> [Task prompt] Filter the listing below to keep only the lines that contain the string "authors", matching case exactly.

(Layout annotation data)
# # # # # # #

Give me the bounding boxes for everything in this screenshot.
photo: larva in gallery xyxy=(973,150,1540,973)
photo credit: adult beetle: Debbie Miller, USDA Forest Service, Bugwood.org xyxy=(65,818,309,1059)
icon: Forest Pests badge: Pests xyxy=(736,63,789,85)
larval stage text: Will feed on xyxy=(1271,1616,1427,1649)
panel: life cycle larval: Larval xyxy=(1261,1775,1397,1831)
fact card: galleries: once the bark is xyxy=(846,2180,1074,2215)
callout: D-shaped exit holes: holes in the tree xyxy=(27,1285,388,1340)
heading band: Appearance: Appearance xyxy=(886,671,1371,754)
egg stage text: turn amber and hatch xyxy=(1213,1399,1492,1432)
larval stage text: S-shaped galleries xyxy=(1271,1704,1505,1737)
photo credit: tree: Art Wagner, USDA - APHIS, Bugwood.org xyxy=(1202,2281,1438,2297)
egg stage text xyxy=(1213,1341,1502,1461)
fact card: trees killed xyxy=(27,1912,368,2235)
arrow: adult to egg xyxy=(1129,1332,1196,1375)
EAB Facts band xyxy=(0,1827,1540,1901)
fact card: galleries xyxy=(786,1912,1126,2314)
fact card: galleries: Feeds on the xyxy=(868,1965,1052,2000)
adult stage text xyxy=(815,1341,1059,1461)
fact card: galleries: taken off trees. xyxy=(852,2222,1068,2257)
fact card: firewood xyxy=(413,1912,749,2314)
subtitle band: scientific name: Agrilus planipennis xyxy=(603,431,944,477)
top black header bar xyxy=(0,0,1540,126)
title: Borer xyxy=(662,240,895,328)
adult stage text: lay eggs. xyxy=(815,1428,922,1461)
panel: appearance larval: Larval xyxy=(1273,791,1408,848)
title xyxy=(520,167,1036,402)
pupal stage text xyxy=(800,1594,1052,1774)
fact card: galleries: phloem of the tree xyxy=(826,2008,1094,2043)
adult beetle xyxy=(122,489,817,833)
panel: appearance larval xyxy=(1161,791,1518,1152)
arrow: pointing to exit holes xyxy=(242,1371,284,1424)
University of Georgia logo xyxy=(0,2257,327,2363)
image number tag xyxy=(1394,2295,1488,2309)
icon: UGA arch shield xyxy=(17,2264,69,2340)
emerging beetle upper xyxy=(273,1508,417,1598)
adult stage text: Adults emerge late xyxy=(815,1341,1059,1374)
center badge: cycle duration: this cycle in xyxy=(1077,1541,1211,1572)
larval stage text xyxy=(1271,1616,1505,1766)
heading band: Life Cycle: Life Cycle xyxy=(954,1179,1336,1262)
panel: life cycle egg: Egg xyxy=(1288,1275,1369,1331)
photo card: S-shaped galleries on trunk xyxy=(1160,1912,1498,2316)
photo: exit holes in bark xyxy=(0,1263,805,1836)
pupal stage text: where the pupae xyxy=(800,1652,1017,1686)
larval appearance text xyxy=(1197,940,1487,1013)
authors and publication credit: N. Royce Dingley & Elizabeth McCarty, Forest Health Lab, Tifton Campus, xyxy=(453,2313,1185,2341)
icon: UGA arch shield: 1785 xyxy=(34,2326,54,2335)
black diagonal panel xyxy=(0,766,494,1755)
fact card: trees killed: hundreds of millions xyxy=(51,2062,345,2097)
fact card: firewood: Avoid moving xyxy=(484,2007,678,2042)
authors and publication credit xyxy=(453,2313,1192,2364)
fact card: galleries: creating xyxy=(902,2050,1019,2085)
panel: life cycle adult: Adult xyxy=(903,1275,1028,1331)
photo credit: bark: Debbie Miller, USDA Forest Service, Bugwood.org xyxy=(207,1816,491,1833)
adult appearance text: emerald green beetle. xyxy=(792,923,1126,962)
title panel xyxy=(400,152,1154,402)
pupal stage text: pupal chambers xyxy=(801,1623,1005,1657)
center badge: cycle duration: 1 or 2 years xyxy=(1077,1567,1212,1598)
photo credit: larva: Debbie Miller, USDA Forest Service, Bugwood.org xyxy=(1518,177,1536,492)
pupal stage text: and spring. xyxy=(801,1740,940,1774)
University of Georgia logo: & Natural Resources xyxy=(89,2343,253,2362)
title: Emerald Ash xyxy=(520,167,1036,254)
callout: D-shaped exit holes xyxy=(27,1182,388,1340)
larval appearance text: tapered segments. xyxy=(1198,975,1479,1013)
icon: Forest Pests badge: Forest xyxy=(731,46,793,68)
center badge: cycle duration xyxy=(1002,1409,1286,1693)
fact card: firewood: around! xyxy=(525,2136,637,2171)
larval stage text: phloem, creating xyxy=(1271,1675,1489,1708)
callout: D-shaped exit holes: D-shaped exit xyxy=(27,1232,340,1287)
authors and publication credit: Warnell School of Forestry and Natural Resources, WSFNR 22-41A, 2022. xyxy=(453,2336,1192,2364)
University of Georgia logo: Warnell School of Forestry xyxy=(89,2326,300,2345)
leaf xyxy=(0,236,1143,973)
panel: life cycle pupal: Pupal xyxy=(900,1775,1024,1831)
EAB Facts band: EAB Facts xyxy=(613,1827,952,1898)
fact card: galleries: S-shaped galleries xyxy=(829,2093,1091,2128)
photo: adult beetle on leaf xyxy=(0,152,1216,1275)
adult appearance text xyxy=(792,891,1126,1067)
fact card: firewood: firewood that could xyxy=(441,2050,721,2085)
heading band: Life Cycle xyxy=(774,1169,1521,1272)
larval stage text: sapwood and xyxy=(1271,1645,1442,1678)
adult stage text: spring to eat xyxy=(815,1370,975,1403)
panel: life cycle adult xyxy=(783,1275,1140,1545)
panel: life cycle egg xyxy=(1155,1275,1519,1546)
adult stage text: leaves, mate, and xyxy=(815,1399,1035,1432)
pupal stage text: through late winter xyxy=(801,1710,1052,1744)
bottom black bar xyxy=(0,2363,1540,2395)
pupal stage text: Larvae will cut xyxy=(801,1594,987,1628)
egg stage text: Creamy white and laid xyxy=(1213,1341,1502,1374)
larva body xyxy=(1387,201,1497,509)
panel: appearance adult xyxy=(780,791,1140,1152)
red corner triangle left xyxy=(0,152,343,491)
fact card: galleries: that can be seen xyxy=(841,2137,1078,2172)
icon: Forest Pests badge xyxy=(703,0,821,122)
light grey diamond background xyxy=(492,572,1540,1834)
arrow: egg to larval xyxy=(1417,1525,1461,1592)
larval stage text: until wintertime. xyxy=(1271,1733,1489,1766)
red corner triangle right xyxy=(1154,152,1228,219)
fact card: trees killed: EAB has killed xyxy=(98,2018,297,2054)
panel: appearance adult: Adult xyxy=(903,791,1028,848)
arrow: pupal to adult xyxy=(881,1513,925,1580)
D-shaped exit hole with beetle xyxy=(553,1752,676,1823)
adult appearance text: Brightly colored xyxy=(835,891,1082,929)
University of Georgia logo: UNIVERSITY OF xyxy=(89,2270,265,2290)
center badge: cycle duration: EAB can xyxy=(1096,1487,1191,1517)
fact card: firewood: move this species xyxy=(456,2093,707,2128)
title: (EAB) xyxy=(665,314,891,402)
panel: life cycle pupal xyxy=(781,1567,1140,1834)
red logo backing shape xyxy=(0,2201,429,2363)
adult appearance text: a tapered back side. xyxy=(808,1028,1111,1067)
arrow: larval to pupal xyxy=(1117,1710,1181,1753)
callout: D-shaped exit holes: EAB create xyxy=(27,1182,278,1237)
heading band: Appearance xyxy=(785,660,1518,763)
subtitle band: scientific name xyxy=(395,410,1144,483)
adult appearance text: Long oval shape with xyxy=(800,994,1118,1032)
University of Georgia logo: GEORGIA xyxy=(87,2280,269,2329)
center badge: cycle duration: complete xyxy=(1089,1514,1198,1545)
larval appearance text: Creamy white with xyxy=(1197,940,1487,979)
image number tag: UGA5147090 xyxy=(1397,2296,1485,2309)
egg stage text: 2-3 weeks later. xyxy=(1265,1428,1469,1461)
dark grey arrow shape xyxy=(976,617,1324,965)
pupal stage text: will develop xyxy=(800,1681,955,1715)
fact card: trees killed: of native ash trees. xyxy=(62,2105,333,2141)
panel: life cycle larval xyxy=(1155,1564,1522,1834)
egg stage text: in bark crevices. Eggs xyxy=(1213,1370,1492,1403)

# # # # # # #

> [Written solution]
authors and publication credit: N. Royce Dingley & Elizabeth McCarty, Forest Health Lab, Tifton Campus, xyxy=(453,2313,1185,2341)
authors and publication credit xyxy=(453,2313,1192,2364)
authors and publication credit: Warnell School of Forestry and Natural Resources, WSFNR 22-41A, 2022. xyxy=(453,2336,1192,2364)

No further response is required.